EXERCISE.
Below are some entries. Return exactly the lines from the one with "What text is on this page?" through the final line, leaving out any pictures.

— BEGIN RECORDS FOR THE TASK —

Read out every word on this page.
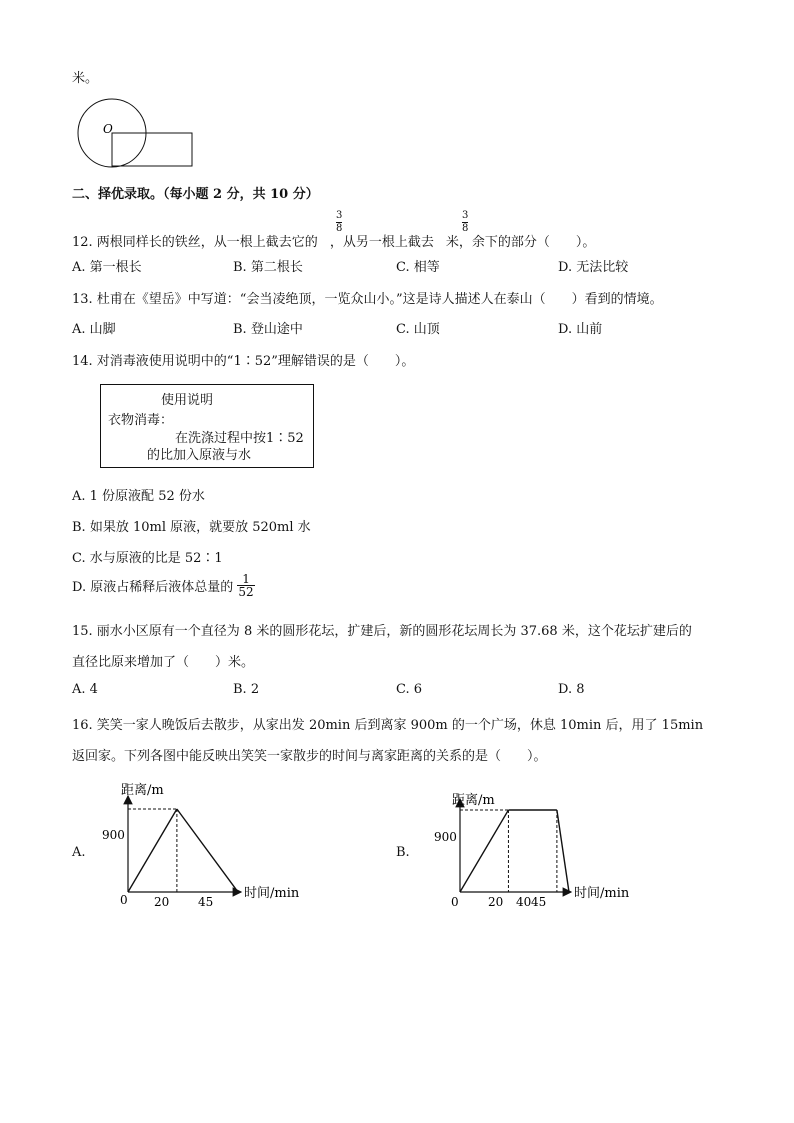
米。
O
二、择优录取。（每小题 2 分，共 10 分）
12. 两根同样长的铁丝，从一根上截去它的 ，从另一根上截去 米，余下的部分（　　）。
3
8
3
8
A. 第一根长	B. 第二根长	C. 相等	D. 无法比较
13. 杜甫在《望岳》中写道：“会当凌绝顶，一览众山小。”这是诗人描述人在泰山（　　）看到的情境。
A. 山脚	B. 登山途中	C. 山顶	D. 山前
14. 对消毒液使用说明中的“1∶52”理解错误的是（　　）。
使用说明
衣物消毒：
在洗涤过程中按1∶52
的比加入原液与水
A. 1 份原液配 52 份水
B. 如果放 10ml 原液，就要放 520ml 水
C. 水与原液的比是 52∶1
D. 原液占稀释后液体总量的 $\frac{1}{52}$
15. 丽水小区原有一个直径为 8 米的圆形花坛，扩建后，新的圆形花坛周长为 37.68 米，这个花坛扩建后的
直径比原来增加了（　　）米。
A. 4	B. 2	C. 6	D. 8
16. 笑笑一家人晚饭后去散步，从家出发 20min 后到离家 900m 的一个广场，休息 10min 后，用了 15min
返回家。下列各图中能反映出笑笑一家散步的时间与离家距离的关系的是（　　）。
A.
距离/m
时间/min
0
900
20 45
B.
距离/m
时间/min
0
900
20 40 45
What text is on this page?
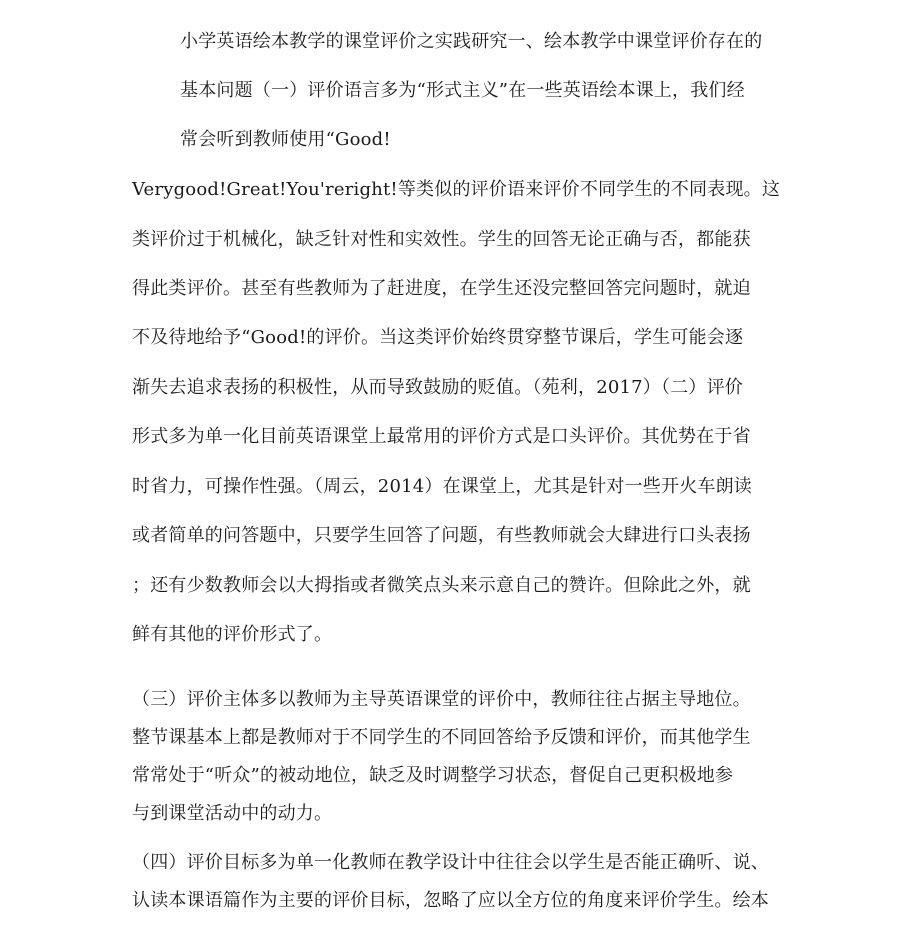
小学英语绘本教学的课堂评价之实践研究一、绘本教学中课堂评价存在的
基本问题（一）评价语言多为“形式主义”在一些英语绘本课上，我们经
常会听到教师使用“Good!
Verygood!Great!You'reright!等类似的评价语来评价不同学生的不同表现。这
类评价过于机械化，缺乏针对性和实效性。学生的回答无论正确与否，都能获
得此类评价。甚至有些教师为了赶进度，在学生还没完整回答完问题时，就迫
不及待地给予“Good!的评价。当这类评价始终贯穿整节课后，学生可能会逐
渐失去追求表扬的积极性，从而导致鼓励的贬值。（苑利，2017）（二）评价
形式多为单一化目前英语课堂上最常用的评价方式是口头评价。其优势在于省
时省力，可操作性强。（周云，2014）在课堂上，尤其是针对一些开火车朗读
或者简单的问答题中，只要学生回答了问题，有些教师就会大肆进行口头表扬
；还有少数教师会以大拇指或者微笑点头来示意自己的赞许。但除此之外，就
鲜有其他的评价形式了。
（三）评价主体多以教师为主导英语课堂的评价中，教师往往占据主导地位。
整节课基本上都是教师对于不同学生的不同回答给予反馈和评价，而其他学生
常常处于“听众”的被动地位，缺乏及时调整学习状态，督促自己更积极地参
与到课堂活动中的动力。
（四）评价目标多为单一化教师在教学设计中往往会以学生是否能正确听、说、
认读本课语篇作为主要的评价目标，忽略了应以全方位的角度来评价学生。绘本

— END RECORDS FOR THE TASK —

FINAL RESULT.
What text is on this page?
小学英语绘本教学的课堂评价之实践研究一、绘本教学中课堂评价存在的
基本问题（一）评价语言多为“形式主义”在一些英语绘本课上，我们经
常会听到教师使用“Good!
Verygood!Great!You'reright!等类似的评价语来评价不同学生的不同表现。这
类评价过于机械化，缺乏针对性和实效性。学生的回答无论正确与否，都能获
得此类评价。甚至有些教师为了赶进度，在学生还没完整回答完问题时，就迫
不及待地给予“Good!的评价。当这类评价始终贯穿整节课后，学生可能会逐
渐失去追求表扬的积极性，从而导致鼓励的贬值。（苑利，2017）（二）评价
形式多为单一化目前英语课堂上最常用的评价方式是口头评价。其优势在于省
时省力，可操作性强。（周云，2014）在课堂上，尤其是针对一些开火车朗读
或者简单的问答题中，只要学生回答了问题，有些教师就会大肆进行口头表扬
；还有少数教师会以大拇指或者微笑点头来示意自己的赞许。但除此之外，就
鲜有其他的评价形式了。
（三）评价主体多以教师为主导英语课堂的评价中，教师往往占据主导地位。
整节课基本上都是教师对于不同学生的不同回答给予反馈和评价，而其他学生
常常处于“听众”的被动地位，缺乏及时调整学习状态，督促自己更积极地参
与到课堂活动中的动力。
（四）评价目标多为单一化教师在教学设计中往往会以学生是否能正确听、说、
认读本课语篇作为主要的评价目标，忽略了应以全方位的角度来评价学生。绘本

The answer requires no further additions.